* [Short problem]: Repeat what the lines below say, word for word, and skip every image.

Figure content listings
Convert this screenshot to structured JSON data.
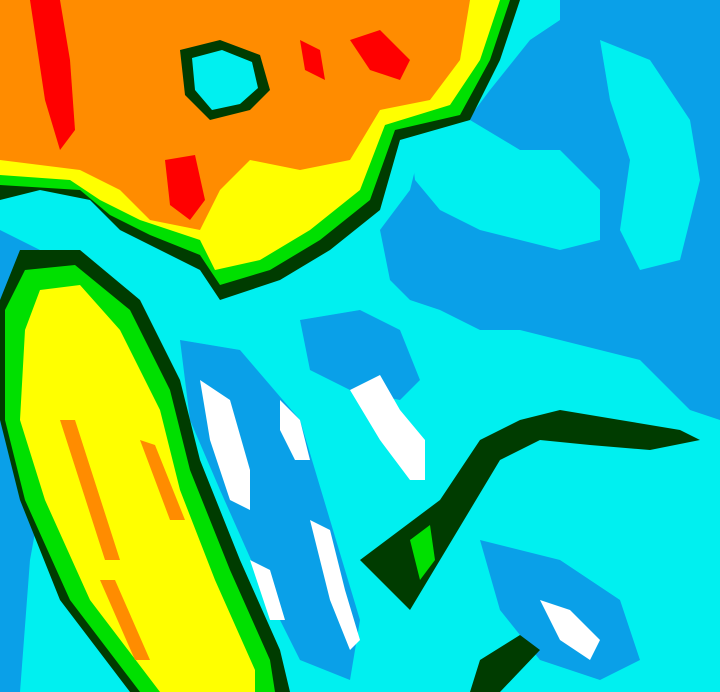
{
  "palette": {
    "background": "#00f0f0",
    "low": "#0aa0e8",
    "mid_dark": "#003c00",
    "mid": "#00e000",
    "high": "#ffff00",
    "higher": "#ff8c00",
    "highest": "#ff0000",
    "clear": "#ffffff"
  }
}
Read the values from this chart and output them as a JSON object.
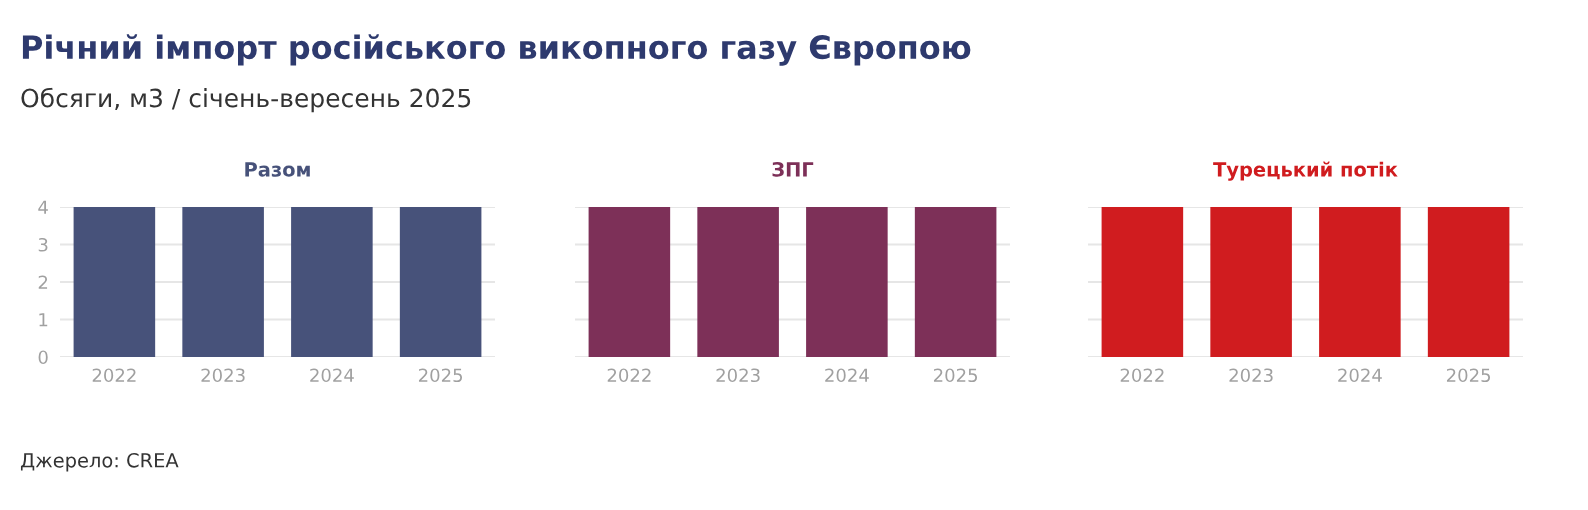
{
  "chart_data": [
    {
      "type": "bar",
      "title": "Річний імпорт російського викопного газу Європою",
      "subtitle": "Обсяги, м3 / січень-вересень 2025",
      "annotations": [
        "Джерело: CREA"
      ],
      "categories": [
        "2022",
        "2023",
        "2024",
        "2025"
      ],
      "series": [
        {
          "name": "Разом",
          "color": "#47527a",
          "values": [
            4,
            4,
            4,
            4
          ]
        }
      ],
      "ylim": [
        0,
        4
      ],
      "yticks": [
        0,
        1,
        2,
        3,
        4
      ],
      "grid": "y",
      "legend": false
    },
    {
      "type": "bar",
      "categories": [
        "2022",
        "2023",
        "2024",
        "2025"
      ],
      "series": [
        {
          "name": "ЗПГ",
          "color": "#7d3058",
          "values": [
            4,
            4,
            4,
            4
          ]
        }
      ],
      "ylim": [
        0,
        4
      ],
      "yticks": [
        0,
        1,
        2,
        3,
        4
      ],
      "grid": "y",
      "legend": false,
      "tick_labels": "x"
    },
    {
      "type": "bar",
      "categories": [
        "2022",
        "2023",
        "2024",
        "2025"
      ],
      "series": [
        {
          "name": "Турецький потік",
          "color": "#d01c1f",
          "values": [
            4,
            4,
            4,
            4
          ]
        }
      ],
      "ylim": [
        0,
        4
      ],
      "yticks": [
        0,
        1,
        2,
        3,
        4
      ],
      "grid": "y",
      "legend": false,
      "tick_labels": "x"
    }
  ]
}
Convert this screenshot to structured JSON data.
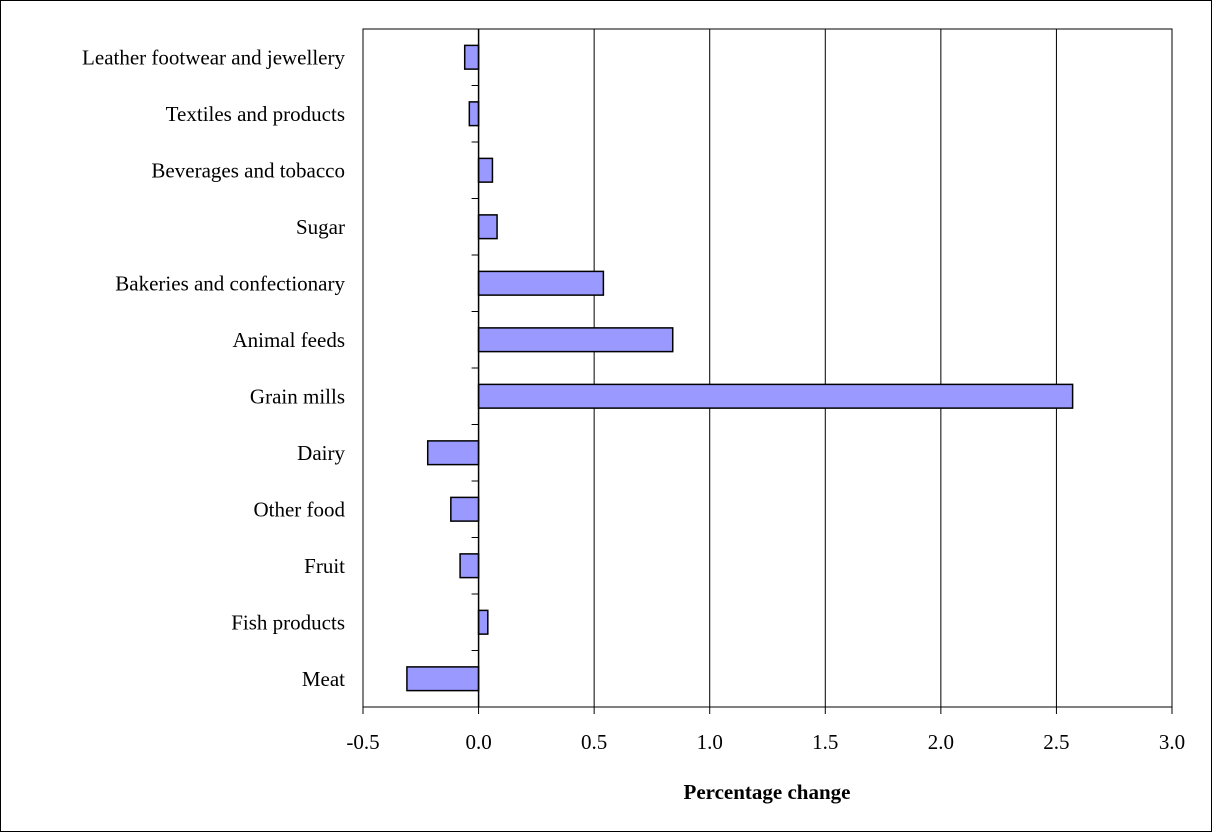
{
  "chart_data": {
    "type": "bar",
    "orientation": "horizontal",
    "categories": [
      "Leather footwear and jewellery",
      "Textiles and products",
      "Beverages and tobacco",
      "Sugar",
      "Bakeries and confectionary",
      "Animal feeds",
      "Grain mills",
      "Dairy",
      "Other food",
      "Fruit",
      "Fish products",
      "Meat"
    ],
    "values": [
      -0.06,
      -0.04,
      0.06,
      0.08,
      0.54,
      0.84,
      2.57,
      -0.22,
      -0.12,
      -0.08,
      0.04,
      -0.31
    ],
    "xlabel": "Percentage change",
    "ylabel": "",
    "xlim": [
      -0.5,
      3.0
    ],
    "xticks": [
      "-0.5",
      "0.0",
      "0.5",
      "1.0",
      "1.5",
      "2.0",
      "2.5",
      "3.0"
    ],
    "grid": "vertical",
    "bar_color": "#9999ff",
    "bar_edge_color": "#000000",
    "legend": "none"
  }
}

* [Result for this exercise]:
Convert this screenshot to structured JSON data.
{
  "palette": {
    "background": "#00f0f0",
    "low": "#0aa0e8",
    "mid_dark": "#003c00",
    "mid": "#00e000",
    "high": "#ffff00",
    "higher": "#ff8c00",
    "highest": "#ff0000",
    "clear": "#ffffff"
  }
}
Read the values from this chart and output them as a JSON object.
{
  "chart_data": [
    {
      "type": "bar",
      "title": "Річний імпорт російського викопного газу Європою",
      "subtitle": "Обсяги, м3 / січень-вересень 2025",
      "annotations": [
        "Джерело: CREA"
      ],
      "categories": [
        "2022",
        "2023",
        "2024",
        "2025"
      ],
      "series": [
        {
          "name": "Разом",
          "color": "#47527a",
          "values": [
            4,
            4,
            4,
            4
          ]
        }
      ],
      "ylim": [
        0,
        4
      ],
      "yticks": [
        0,
        1,
        2,
        3,
        4
      ],
      "grid": "y",
      "legend": false
    },
    {
      "type": "bar",
      "categories": [
        "2022",
        "2023",
        "2024",
        "2025"
      ],
      "series": [
        {
          "name": "ЗПГ",
          "color": "#7d3058",
          "values": [
            4,
            4,
            4,
            4
          ]
        }
      ],
      "ylim": [
        0,
        4
      ],
      "yticks": [
        0,
        1,
        2,
        3,
        4
      ],
      "grid": "y",
      "legend": false,
      "tick_labels": "x"
    },
    {
      "type": "bar",
      "categories": [
        "2022",
        "2023",
        "2024",
        "2025"
      ],
      "series": [
        {
          "name": "Турецький потік",
          "color": "#d01c1f",
          "values": [
            4,
            4,
            4,
            4
          ]
        }
      ],
      "ylim": [
        0,
        4
      ],
      "yticks": [
        0,
        1,
        2,
        3,
        4
      ],
      "grid": "y",
      "legend": false,
      "tick_labels": "x"
    }
  ]
}
Convert this screenshot to structured JSON data.
{
  "chart_data": {
    "type": "bar",
    "orientation": "horizontal",
    "categories": [
      "Leather footwear and jewellery",
      "Textiles and products",
      "Beverages and tobacco",
      "Sugar",
      "Bakeries and confectionary",
      "Animal feeds",
      "Grain mills",
      "Dairy",
      "Other food",
      "Fruit",
      "Fish products",
      "Meat"
    ],
    "values": [
      -0.06,
      -0.04,
      0.06,
      0.08,
      0.54,
      0.84,
      2.57,
      -0.22,
      -0.12,
      -0.08,
      0.04,
      -0.31
    ],
    "xlabel": "Percentage change",
    "ylabel": "",
    "xlim": [
      -0.5,
      3.0
    ],
    "xticks": [
      "-0.5",
      "0.0",
      "0.5",
      "1.0",
      "1.5",
      "2.0",
      "2.5",
      "3.0"
    ],
    "grid": "vertical",
    "bar_color": "#9999ff",
    "bar_edge_color": "#000000",
    "legend": "none"
  }
}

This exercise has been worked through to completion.